GOAL OF THE EXERCISE> Print out the material that follows word for word.

DATA EXCERPTS>
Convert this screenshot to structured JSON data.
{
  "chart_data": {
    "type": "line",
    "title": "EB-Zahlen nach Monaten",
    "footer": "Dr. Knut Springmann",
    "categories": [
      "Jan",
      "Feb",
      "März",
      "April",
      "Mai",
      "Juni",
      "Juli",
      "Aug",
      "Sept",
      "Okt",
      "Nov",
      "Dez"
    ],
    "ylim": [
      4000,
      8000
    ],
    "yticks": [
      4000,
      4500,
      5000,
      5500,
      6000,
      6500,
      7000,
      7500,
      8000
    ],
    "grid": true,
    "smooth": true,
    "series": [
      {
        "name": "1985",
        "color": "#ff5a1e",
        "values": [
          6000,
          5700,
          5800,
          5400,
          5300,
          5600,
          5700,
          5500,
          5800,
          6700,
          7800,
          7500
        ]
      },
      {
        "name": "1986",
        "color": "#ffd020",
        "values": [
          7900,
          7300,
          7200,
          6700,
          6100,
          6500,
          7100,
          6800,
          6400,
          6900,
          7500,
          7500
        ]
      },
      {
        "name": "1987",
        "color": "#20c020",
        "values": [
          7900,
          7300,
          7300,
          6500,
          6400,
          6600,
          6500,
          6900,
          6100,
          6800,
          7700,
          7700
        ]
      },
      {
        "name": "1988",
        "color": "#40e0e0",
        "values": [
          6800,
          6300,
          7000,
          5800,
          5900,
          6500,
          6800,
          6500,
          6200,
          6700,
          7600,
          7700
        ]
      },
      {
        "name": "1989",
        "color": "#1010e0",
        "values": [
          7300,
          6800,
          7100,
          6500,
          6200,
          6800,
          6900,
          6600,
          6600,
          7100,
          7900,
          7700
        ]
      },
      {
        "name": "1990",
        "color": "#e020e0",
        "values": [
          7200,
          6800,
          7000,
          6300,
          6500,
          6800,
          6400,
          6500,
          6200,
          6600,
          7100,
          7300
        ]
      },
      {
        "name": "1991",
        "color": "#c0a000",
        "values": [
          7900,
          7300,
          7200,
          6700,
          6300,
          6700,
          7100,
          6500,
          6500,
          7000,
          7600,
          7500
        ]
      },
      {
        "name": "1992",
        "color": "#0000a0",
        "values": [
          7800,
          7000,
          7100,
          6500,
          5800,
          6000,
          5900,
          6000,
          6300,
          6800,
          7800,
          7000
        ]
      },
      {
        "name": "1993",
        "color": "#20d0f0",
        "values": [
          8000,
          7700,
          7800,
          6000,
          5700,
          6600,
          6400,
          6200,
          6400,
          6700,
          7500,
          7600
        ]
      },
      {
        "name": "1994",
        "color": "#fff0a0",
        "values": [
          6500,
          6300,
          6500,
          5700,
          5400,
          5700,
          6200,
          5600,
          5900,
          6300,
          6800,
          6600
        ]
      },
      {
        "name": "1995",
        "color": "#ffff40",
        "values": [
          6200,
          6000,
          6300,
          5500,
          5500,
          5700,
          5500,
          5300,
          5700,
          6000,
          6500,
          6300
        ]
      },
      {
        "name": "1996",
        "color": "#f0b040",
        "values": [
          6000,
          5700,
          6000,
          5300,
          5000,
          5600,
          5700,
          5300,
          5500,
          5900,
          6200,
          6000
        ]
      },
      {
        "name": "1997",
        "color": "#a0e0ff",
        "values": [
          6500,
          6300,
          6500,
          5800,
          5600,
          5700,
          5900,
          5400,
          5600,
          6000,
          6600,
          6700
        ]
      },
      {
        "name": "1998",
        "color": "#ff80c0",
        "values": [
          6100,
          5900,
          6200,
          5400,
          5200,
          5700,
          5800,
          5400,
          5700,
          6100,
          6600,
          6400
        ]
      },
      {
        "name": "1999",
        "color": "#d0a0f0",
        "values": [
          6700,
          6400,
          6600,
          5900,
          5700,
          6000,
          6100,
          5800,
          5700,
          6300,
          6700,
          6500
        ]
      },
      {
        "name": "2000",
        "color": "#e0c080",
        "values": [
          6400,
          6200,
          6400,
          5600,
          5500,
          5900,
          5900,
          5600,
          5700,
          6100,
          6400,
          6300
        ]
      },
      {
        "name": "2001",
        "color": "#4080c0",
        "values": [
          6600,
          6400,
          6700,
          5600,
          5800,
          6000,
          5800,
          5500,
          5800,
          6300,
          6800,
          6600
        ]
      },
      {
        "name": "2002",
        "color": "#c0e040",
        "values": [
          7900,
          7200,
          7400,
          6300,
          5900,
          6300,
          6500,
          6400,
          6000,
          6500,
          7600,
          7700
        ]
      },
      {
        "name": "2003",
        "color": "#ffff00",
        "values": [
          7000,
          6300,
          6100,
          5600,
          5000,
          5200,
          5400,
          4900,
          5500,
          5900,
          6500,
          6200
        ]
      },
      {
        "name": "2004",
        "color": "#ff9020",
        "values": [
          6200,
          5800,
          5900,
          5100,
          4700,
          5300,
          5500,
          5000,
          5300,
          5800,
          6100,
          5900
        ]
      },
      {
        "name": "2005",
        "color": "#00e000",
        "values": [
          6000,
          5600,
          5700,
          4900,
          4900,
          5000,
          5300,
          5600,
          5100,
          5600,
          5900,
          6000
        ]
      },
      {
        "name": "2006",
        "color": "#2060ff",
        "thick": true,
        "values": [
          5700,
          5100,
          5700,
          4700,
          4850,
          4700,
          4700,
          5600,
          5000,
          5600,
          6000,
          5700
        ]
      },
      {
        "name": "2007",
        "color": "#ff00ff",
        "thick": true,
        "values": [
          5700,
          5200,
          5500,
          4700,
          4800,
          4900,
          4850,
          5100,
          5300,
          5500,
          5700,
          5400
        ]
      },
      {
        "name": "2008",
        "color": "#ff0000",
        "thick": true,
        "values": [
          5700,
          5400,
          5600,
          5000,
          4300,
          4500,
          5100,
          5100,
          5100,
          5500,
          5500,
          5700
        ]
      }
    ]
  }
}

ANSWER TO THE EXERCISE>
Convert this screenshot to structured JSON data.
{
  "chart_data": {
    "type": "line",
    "title": "EB-Zahlen nach Monaten",
    "footer": "Dr. Knut Springmann",
    "categories": [
      "Jan",
      "Feb",
      "März",
      "April",
      "Mai",
      "Juni",
      "Juli",
      "Aug",
      "Sept",
      "Okt",
      "Nov",
      "Dez"
    ],
    "ylim": [
      4000,
      8000
    ],
    "yticks": [
      4000,
      4500,
      5000,
      5500,
      6000,
      6500,
      7000,
      7500,
      8000
    ],
    "grid": true,
    "smooth": true,
    "series": [
      {
        "name": "1985",
        "color": "#ff5a1e",
        "values": [
          6000,
          5700,
          5800,
          5400,
          5300,
          5600,
          5700,
          5500,
          5800,
          6700,
          7800,
          7500
        ]
      },
      {
        "name": "1986",
        "color": "#ffd020",
        "values": [
          7900,
          7300,
          7200,
          6700,
          6100,
          6500,
          7100,
          6800,
          6400,
          6900,
          7500,
          7500
        ]
      },
      {
        "name": "1987",
        "color": "#20c020",
        "values": [
          7900,
          7300,
          7300,
          6500,
          6400,
          6600,
          6500,
          6900,
          6100,
          6800,
          7700,
          7700
        ]
      },
      {
        "name": "1988",
        "color": "#40e0e0",
        "values": [
          6800,
          6300,
          7000,
          5800,
          5900,
          6500,
          6800,
          6500,
          6200,
          6700,
          7600,
          7700
        ]
      },
      {
        "name": "1989",
        "color": "#1010e0",
        "values": [
          7300,
          6800,
          7100,
          6500,
          6200,
          6800,
          6900,
          6600,
          6600,
          7100,
          7900,
          7700
        ]
      },
      {
        "name": "1990",
        "color": "#e020e0",
        "values": [
          7200,
          6800,
          7000,
          6300,
          6500,
          6800,
          6400,
          6500,
          6200,
          6600,
          7100,
          7300
        ]
      },
      {
        "name": "1991",
        "color": "#c0a000",
        "values": [
          7900,
          7300,
          7200,
          6700,
          6300,
          6700,
          7100,
          6500,
          6500,
          7000,
          7600,
          7500
        ]
      },
      {
        "name": "1992",
        "color": "#0000a0",
        "values": [
          7800,
          7000,
          7100,
          6500,
          5800,
          6000,
          5900,
          6000,
          6300,
          6800,
          7800,
          7000
        ]
      },
      {
        "name": "1993",
        "color": "#20d0f0",
        "values": [
          8000,
          7700,
          7800,
          6000,
          5700,
          6600,
          6400,
          6200,
          6400,
          6700,
          7500,
          7600
        ]
      },
      {
        "name": "1994",
        "color": "#fff0a0",
        "values": [
          6500,
          6300,
          6500,
          5700,
          5400,
          5700,
          6200,
          5600,
          5900,
          6300,
          6800,
          6600
        ]
      },
      {
        "name": "1995",
        "color": "#ffff40",
        "values": [
          6200,
          6000,
          6300,
          5500,
          5500,
          5700,
          5500,
          5300,
          5700,
          6000,
          6500,
          6300
        ]
      },
      {
        "name": "1996",
        "color": "#f0b040",
        "values": [
          6000,
          5700,
          6000,
          5300,
          5000,
          5600,
          5700,
          5300,
          5500,
          5900,
          6200,
          6000
        ]
      },
      {
        "name": "1997",
        "color": "#a0e0ff",
        "values": [
          6500,
          6300,
          6500,
          5800,
          5600,
          5700,
          5900,
          5400,
          5600,
          6000,
          6600,
          6700
        ]
      },
      {
        "name": "1998",
        "color": "#ff80c0",
        "values": [
          6100,
          5900,
          6200,
          5400,
          5200,
          5700,
          5800,
          5400,
          5700,
          6100,
          6600,
          6400
        ]
      },
      {
        "name": "1999",
        "color": "#d0a0f0",
        "values": [
          6700,
          6400,
          6600,
          5900,
          5700,
          6000,
          6100,
          5800,
          5700,
          6300,
          6700,
          6500
        ]
      },
      {
        "name": "2000",
        "color": "#e0c080",
        "values": [
          6400,
          6200,
          6400,
          5600,
          5500,
          5900,
          5900,
          5600,
          5700,
          6100,
          6400,
          6300
        ]
      },
      {
        "name": "2001",
        "color": "#4080c0",
        "values": [
          6600,
          6400,
          6700,
          5600,
          5800,
          6000,
          5800,
          5500,
          5800,
          6300,
          6800,
          6600
        ]
      },
      {
        "name": "2002",
        "color": "#c0e040",
        "values": [
          7900,
          7200,
          7400,
          6300,
          5900,
          6300,
          6500,
          6400,
          6000,
          6500,
          7600,
          7700
        ]
      },
      {
        "name": "2003",
        "color": "#ffff00",
        "values": [
          7000,
          6300,
          6100,
          5600,
          5000,
          5200,
          5400,
          4900,
          5500,
          5900,
          6500,
          6200
        ]
      },
      {
        "name": "2004",
        "color": "#ff9020",
        "values": [
          6200,
          5800,
          5900,
          5100,
          4700,
          5300,
          5500,
          5000,
          5300,
          5800,
          6100,
          5900
        ]
      },
      {
        "name": "2005",
        "color": "#00e000",
        "values": [
          6000,
          5600,
          5700,
          4900,
          4900,
          5000,
          5300,
          5600,
          5100,
          5600,
          5900,
          6000
        ]
      },
      {
        "name": "2006",
        "color": "#2060ff",
        "thick": true,
        "values": [
          5700,
          5100,
          5700,
          4700,
          4850,
          4700,
          4700,
          5600,
          5000,
          5600,
          6000,
          5700
        ]
      },
      {
        "name": "2007",
        "color": "#ff00ff",
        "thick": true,
        "values": [
          5700,
          5200,
          5500,
          4700,
          4800,
          4900,
          4850,
          5100,
          5300,
          5500,
          5700,
          5400
        ]
      },
      {
        "name": "2008",
        "color": "#ff0000",
        "thick": true,
        "values": [
          5700,
          5400,
          5600,
          5000,
          4300,
          4500,
          5100,
          5100,
          5100,
          5500,
          5500,
          5700
        ]
      }
    ]
  }
}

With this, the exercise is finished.